### Your task
Restate all of the entries exactly, dropping any pictures they hold.

### Source data
====
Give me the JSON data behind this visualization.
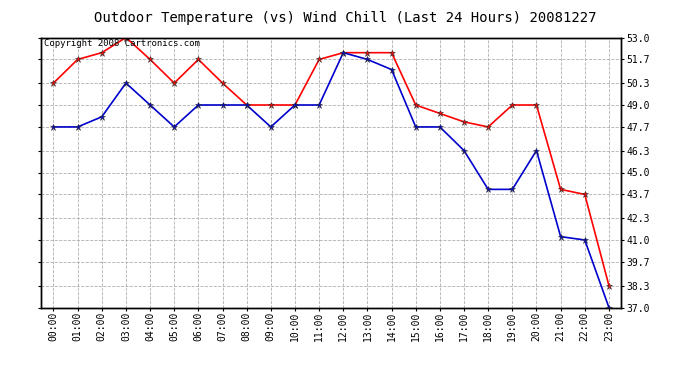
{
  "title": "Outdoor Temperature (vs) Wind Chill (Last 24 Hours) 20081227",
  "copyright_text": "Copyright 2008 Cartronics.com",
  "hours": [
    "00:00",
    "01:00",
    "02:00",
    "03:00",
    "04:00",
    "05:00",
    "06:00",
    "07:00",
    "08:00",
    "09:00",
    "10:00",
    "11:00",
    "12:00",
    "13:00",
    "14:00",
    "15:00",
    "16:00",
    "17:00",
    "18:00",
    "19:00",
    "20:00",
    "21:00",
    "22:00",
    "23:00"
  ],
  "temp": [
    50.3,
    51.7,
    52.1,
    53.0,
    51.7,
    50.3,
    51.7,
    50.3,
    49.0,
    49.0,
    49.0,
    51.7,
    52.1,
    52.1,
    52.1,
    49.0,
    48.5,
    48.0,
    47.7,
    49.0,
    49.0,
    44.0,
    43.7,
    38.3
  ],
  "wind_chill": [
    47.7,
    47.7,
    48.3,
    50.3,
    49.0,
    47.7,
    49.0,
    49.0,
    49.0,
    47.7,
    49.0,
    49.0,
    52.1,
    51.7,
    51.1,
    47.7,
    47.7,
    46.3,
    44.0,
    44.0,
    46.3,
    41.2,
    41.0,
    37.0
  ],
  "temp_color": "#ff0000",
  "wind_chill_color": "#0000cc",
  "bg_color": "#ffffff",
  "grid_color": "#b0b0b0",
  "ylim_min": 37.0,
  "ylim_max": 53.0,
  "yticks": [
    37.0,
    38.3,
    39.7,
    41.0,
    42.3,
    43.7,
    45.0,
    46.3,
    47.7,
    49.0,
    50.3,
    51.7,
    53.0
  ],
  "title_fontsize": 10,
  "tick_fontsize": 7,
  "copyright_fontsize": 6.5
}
====
### Written reply
Give me the JSON data behind this visualization.
{
  "title": "Outdoor Temperature (vs) Wind Chill (Last 24 Hours) 20081227",
  "copyright_text": "Copyright 2008 Cartronics.com",
  "hours": [
    "00:00",
    "01:00",
    "02:00",
    "03:00",
    "04:00",
    "05:00",
    "06:00",
    "07:00",
    "08:00",
    "09:00",
    "10:00",
    "11:00",
    "12:00",
    "13:00",
    "14:00",
    "15:00",
    "16:00",
    "17:00",
    "18:00",
    "19:00",
    "20:00",
    "21:00",
    "22:00",
    "23:00"
  ],
  "temp": [
    50.3,
    51.7,
    52.1,
    53.0,
    51.7,
    50.3,
    51.7,
    50.3,
    49.0,
    49.0,
    49.0,
    51.7,
    52.1,
    52.1,
    52.1,
    49.0,
    48.5,
    48.0,
    47.7,
    49.0,
    49.0,
    44.0,
    43.7,
    38.3
  ],
  "wind_chill": [
    47.7,
    47.7,
    48.3,
    50.3,
    49.0,
    47.7,
    49.0,
    49.0,
    49.0,
    47.7,
    49.0,
    49.0,
    52.1,
    51.7,
    51.1,
    47.7,
    47.7,
    46.3,
    44.0,
    44.0,
    46.3,
    41.2,
    41.0,
    37.0
  ],
  "temp_color": "#ff0000",
  "wind_chill_color": "#0000cc",
  "bg_color": "#ffffff",
  "grid_color": "#b0b0b0",
  "ylim_min": 37.0,
  "ylim_max": 53.0,
  "yticks": [
    37.0,
    38.3,
    39.7,
    41.0,
    42.3,
    43.7,
    45.0,
    46.3,
    47.7,
    49.0,
    50.3,
    51.7,
    53.0
  ],
  "title_fontsize": 10,
  "tick_fontsize": 7,
  "copyright_fontsize": 6.5
}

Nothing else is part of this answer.